Report every line from the material that contains the word "image".

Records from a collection
>>

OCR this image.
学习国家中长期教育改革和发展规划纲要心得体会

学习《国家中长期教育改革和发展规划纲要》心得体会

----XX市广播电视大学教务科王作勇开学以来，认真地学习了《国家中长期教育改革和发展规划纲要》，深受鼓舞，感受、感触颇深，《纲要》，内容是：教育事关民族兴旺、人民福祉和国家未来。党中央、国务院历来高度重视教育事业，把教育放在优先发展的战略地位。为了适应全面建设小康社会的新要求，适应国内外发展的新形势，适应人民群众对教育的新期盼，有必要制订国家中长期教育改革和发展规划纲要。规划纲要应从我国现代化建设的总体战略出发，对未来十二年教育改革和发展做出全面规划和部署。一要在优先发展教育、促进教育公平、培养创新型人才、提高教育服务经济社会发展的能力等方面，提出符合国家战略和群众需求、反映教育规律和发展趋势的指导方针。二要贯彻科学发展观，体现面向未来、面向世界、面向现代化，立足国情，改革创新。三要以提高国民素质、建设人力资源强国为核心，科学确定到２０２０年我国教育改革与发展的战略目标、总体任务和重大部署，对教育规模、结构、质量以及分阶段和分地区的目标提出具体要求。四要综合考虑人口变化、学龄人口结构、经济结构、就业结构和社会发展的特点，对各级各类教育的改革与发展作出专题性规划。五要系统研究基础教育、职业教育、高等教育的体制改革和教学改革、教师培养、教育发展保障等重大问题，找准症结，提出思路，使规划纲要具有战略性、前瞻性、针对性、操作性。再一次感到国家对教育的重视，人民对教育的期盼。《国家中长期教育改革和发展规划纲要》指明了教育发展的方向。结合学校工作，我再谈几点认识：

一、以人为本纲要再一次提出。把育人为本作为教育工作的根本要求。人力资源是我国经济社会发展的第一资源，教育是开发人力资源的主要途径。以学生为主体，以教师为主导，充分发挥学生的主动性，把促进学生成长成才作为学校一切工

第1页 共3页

<<
>>

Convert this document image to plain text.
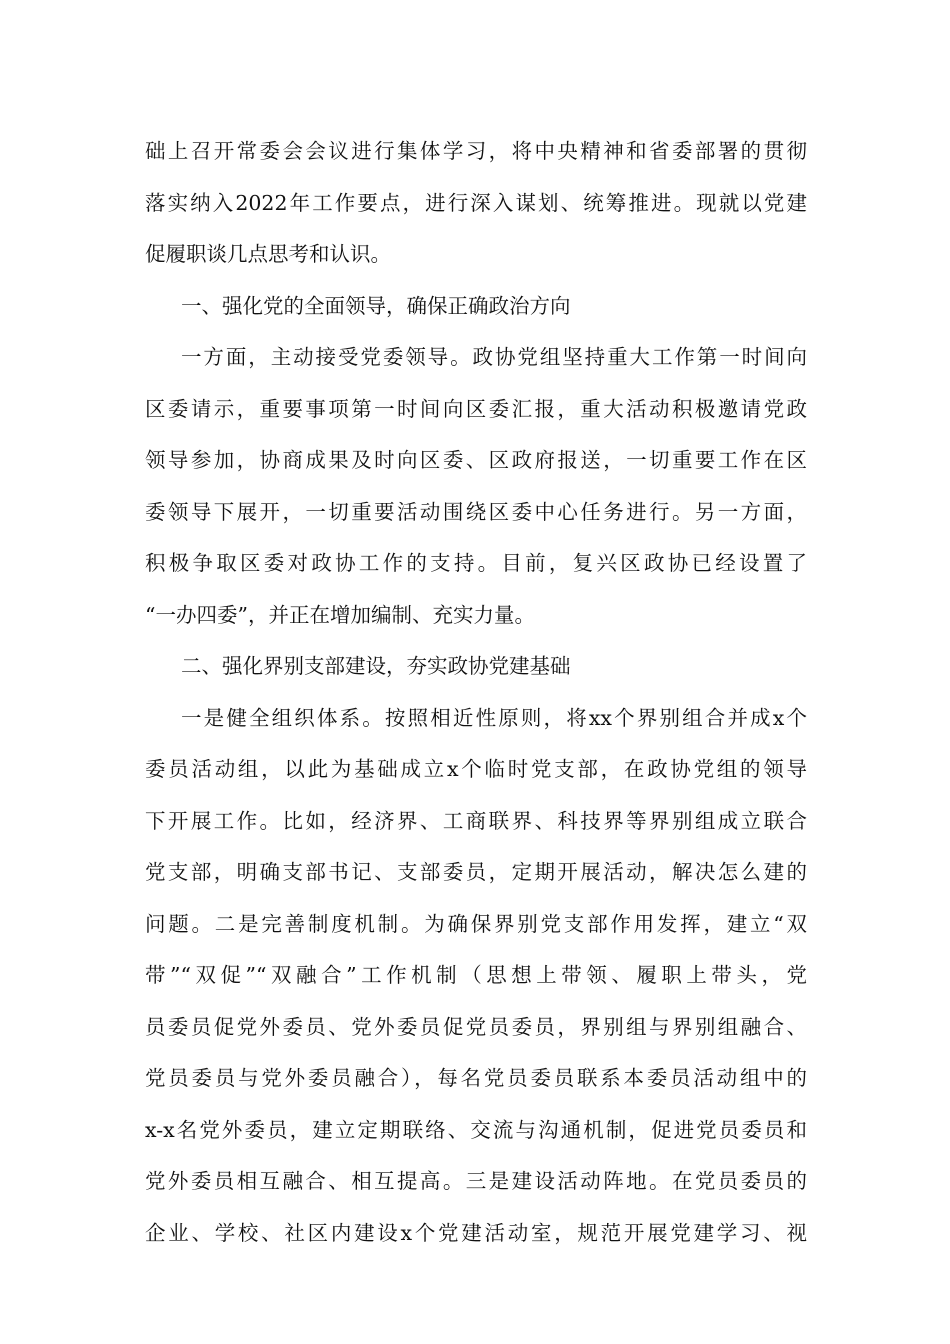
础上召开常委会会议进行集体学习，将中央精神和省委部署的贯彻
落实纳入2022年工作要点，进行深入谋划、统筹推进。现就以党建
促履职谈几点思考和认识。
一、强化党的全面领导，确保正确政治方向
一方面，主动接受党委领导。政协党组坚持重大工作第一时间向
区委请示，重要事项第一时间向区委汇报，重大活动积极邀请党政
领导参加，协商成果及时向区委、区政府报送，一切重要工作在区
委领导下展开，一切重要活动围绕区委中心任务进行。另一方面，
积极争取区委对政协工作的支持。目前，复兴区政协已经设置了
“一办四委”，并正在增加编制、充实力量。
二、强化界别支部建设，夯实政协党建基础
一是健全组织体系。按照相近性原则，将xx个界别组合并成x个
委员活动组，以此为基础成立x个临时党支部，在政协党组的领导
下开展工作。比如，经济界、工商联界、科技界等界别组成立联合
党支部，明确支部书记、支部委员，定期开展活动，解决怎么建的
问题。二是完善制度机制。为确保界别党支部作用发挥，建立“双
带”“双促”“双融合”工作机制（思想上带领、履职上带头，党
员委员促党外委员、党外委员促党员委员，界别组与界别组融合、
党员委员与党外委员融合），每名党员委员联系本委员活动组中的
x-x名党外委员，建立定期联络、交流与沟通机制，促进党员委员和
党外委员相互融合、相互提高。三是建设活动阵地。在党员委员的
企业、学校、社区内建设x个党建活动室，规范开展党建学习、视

<<

• Worked solution:
OCR this image.
Convert this document image to plain text.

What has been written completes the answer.